EXCERPTED PASSAGE:
[BEGIN]

Rather than chemically reacting polymers with hydrophobic
hydrocarbon units, inter alia, the current invention prepares an
HMP by adding a cationic surfactant to an anionic polymer or by
adding an anionic surfactant to a cationic polymer.
[0021] As illustrated in FIG. 1, a resulting ion-pair association
between the polymer and the surfactant forms a plurality of
hydrophobic groups on or associated with the polymer. Without being
limited to any single theory, it is believed that continued
addition of surfactant leads to the formation of micellar bonds
between hydrophobic groups on a single HMP molecule. These
hydrophobic groups are attached to polymers by opposite charge
attraction and do not rely on a clustering process to build up a
viscous polymer mass. The HMPs also are thought to form crosslinks
through micellar association of the surfactant associated with
adjacent HMP molecules as illustrated in FIG. 2. Charged micelles
may also be present in solution. As the number of crosslinks
associated with HMPs in the treating solution composition
increases, the viscosity of the composition also should increase to
form a viscosified treating solution composition. Furthermore, the
micellar associations of the present invention should result in a
single-phase system based on water-soluble polymers in an aqueous
medium with water-soluble surfactants added. However, due to the
nature of the bond joining the hydrophobic groups to the polymer,
the resulting crosslinks may be easily disrupted. As used herein,
the term "disrupt" refers to the bonds joining the hydrophobic
groups to the polymer being broken or separated. The term "disrupt"
does not imply any particular degree of breakage or separation.
Accordingly, exposure of the treating solution to high shear,
excessive temperature, dilution with water, or other suitable
conditions may disrupt the micelles, thereby causing the
crosslinked HMP to revert to an uncrosslinked polymer solution.
[0022] In addition to micellar associations, viscosity of the
polymer fluid may be augmented with a suitable borate crosslinker
to form a crosslinked fluid. The borate crosslinker may attach at
sites other than the hydrophobically modified sites. Full viscosity
development results from a combination of HMP crosslinks and borate
crosslinks. The inclusion of borate crosslinks may extend the upper
temperature range of the treating fluid. Borate crosslinks may be
reversible, as are the micellar associations, so that minimal
damage results to the formation. Suitable borate crosslinkers may
include, for example, alkali metal borates, borax, boric acid,
borate esters, and compounds that are capable of releasing borate
ions in aqueous solutions.

[END]

SOURCE DATA:
[BEGIN]

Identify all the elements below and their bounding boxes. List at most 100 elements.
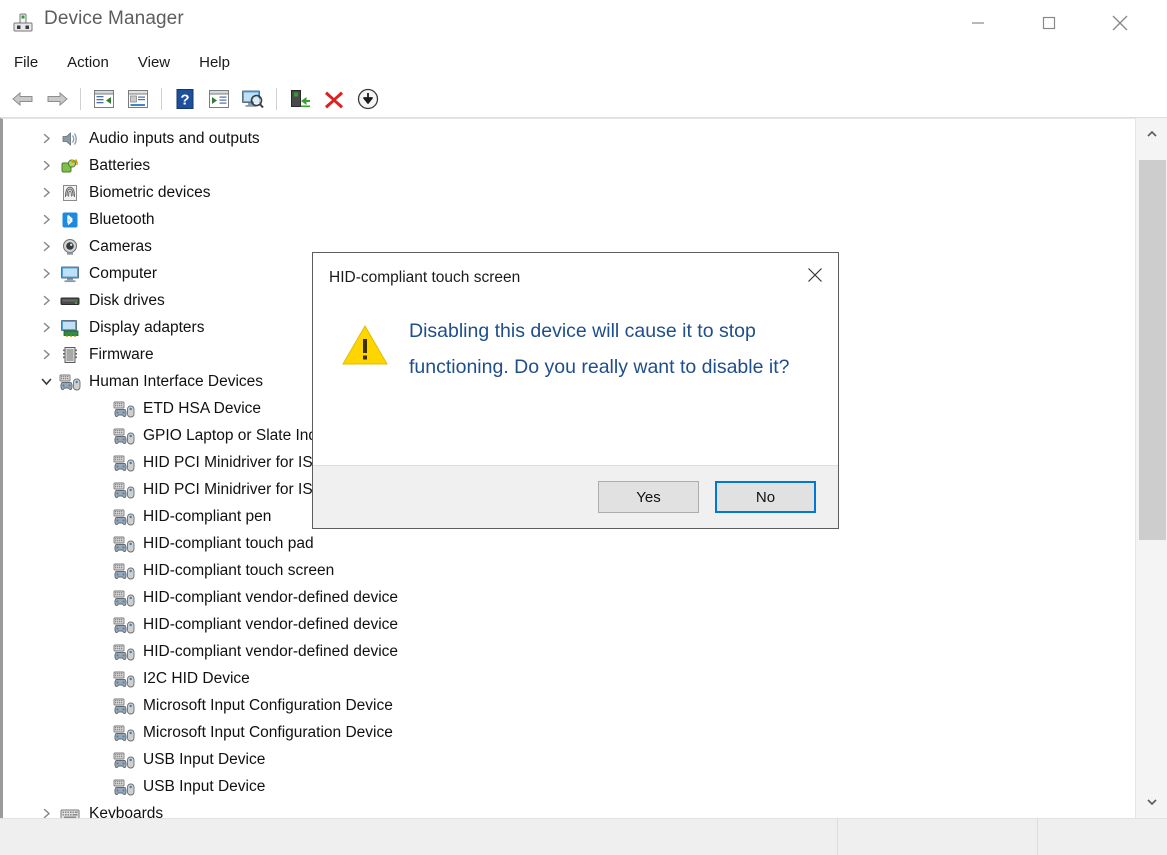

[END]

EXERCISE DETAILS: In the excerpt on polymer crosslinking, what may the inclusion of borate crosslinks extend?

SOLVED EXERCISE: The upper temperature range of the treating fluid.